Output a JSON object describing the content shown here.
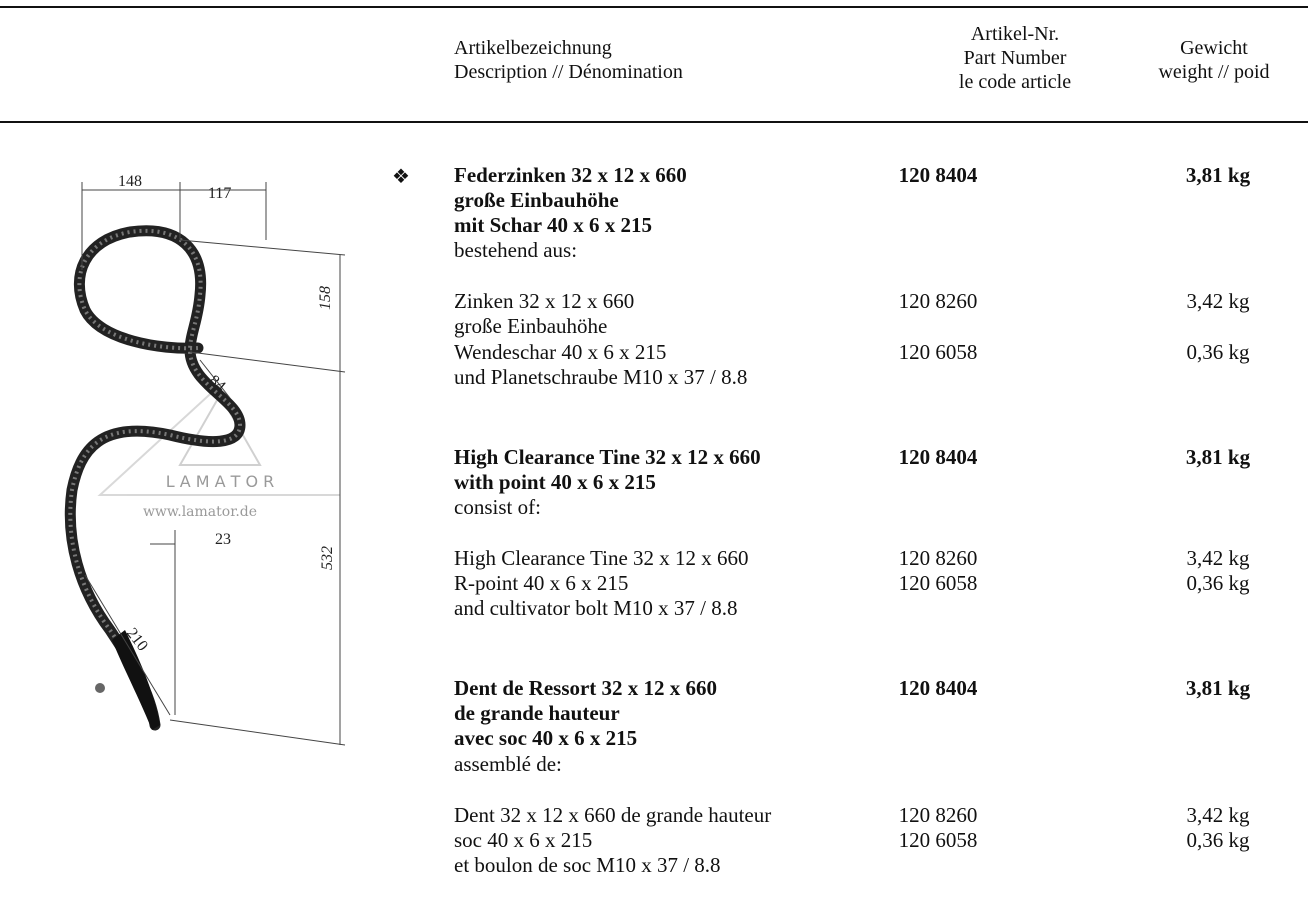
{
  "header": {
    "description": [
      "Artikelbezeichnung",
      "Description // Dénomination"
    ],
    "part_number": [
      "Artikel-Nr.",
      "Part Number",
      "le code article"
    ],
    "weight": [
      "Gewicht",
      "weight // poid"
    ]
  },
  "drawing": {
    "dimensions": {
      "d148": "148",
      "d117": "117",
      "d158": "158",
      "d84": "84",
      "d23": "23",
      "d532": "532",
      "d210": "210"
    },
    "watermark": {
      "brand": "L A M A T O R",
      "url": "www.lamator.de"
    }
  },
  "blocks": [
    {
      "title": [
        "Federzinken 32 x 12 x 660",
        "große Einbauhöhe",
        "mit Schar 40 x 6 x 215"
      ],
      "part": "120 8404",
      "weight": "3,81 kg",
      "intro": "bestehend aus:",
      "rows": [
        {
          "label": "Zinken 32 x 12 x 660",
          "part": "120 8260",
          "weight": "3,42 kg"
        },
        {
          "label": "große Einbauhöhe",
          "part": "",
          "weight": ""
        },
        {
          "label": "Wendeschar 40 x 6 x 215",
          "part": "120 6058",
          "weight": "0,36 kg"
        },
        {
          "label": "und Planetschraube M10 x 37 / 8.8",
          "part": "",
          "weight": ""
        }
      ]
    },
    {
      "title": [
        "High Clearance Tine 32 x 12 x 660",
        "with point 40 x 6 x 215"
      ],
      "part": "120 8404",
      "weight": "3,81 kg",
      "intro": "consist of:",
      "rows": [
        {
          "label": "High Clearance Tine 32 x 12 x 660",
          "part": "120 8260",
          "weight": "3,42 kg"
        },
        {
          "label": "R-point 40 x 6 x 215",
          "part": "120 6058",
          "weight": "0,36 kg"
        },
        {
          "label": "and cultivator bolt M10 x 37 / 8.8",
          "part": "",
          "weight": ""
        }
      ]
    },
    {
      "title": [
        "Dent de Ressort 32 x 12 x 660",
        "de grande hauteur",
        "avec soc 40 x 6 x 215"
      ],
      "part": "120 8404",
      "weight": "3,81 kg",
      "intro": "assemblé de:",
      "rows": [
        {
          "label": "Dent 32 x 12 x 660 de grande hauteur",
          "part": "120 8260",
          "weight": "3,42 kg"
        },
        {
          "label": "soc 40 x 6 x 215",
          "part": "120 6058",
          "weight": "0,36 kg"
        },
        {
          "label": "et boulon de soc M10 x 37 / 8.8",
          "part": "",
          "weight": ""
        }
      ]
    }
  ]
}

- [Work instructions] List each line in the listing that contains the string "point".

- [Output of the task]
        "with point 40 x 6 x 215"
          "label": "R-point 40 x 6 x 215",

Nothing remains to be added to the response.